EXERCISE INSTRUCTIONS:
Write out the whole of the material exactly.

[Begin]

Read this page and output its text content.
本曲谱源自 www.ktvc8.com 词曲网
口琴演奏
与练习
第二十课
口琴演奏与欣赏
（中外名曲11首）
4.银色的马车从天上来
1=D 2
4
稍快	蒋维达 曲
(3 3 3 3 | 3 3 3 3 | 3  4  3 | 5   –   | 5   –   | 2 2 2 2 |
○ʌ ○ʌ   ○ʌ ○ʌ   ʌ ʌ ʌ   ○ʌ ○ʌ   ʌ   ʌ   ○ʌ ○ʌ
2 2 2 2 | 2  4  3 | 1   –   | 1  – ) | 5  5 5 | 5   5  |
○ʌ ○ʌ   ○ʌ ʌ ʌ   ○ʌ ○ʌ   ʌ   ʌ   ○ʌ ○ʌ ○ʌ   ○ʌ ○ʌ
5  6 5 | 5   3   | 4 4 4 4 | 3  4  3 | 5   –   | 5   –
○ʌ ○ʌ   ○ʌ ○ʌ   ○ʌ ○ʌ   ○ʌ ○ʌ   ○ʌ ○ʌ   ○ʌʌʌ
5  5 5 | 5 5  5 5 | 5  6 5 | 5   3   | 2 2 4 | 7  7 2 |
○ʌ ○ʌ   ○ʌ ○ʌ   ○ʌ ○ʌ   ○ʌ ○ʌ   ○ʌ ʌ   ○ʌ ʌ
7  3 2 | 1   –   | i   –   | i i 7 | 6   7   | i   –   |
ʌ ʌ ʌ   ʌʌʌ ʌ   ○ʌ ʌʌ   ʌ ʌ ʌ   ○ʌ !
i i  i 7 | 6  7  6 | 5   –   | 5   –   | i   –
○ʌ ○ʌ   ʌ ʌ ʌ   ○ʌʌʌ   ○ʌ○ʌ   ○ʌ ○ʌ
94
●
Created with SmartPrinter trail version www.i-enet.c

[End]

ANSWER TO THE TASK:
Read this page and output its text content.
本曲谱源自 www.ktvc8.com 词曲网
口琴演奏
与练习
第二十课
口琴演奏与欣赏
（中外名曲11首）
4.银色的马车从天上来
1=D 2
4
稍快	蒋维达 曲
(3 3 3 3 | 3 3 3 3 | 3  4  3 | 5   –   | 5   –   | 2 2 2 2 |
○ʌ ○ʌ   ○ʌ ○ʌ   ʌ ʌ ʌ   ○ʌ ○ʌ   ʌ   ʌ   ○ʌ ○ʌ
2 2 2 2 | 2  4  3 | 1   –   | 1  – ) | 5  5 5 | 5   5  |
○ʌ ○ʌ   ○ʌ ʌ ʌ   ○ʌ ○ʌ   ʌ   ʌ   ○ʌ ○ʌ ○ʌ   ○ʌ ○ʌ
5  6 5 | 5   3   | 4 4 4 4 | 3  4  3 | 5   –   | 5   –
○ʌ ○ʌ   ○ʌ ○ʌ   ○ʌ ○ʌ   ○ʌ ○ʌ   ○ʌ ○ʌ   ○ʌʌʌ
5  5 5 | 5 5  5 5 | 5  6 5 | 5   3   | 2 2 4 | 7  7 2 |
○ʌ ○ʌ   ○ʌ ○ʌ   ○ʌ ○ʌ   ○ʌ ○ʌ   ○ʌ ʌ   ○ʌ ʌ
7  3 2 | 1   –   | i   –   | i i 7 | 6   7   | i   –   |
ʌ ʌ ʌ   ʌʌʌ ʌ   ○ʌ ʌʌ   ʌ ʌ ʌ   ○ʌ !
i i  i 7 | 6  7  6 | 5   –   | 5   –   | i   –
○ʌ ○ʌ   ʌ ʌ ʌ   ○ʌʌʌ   ○ʌ○ʌ   ○ʌ ○ʌ
94
●
Created with SmartPrinter trail version www.i-enet.c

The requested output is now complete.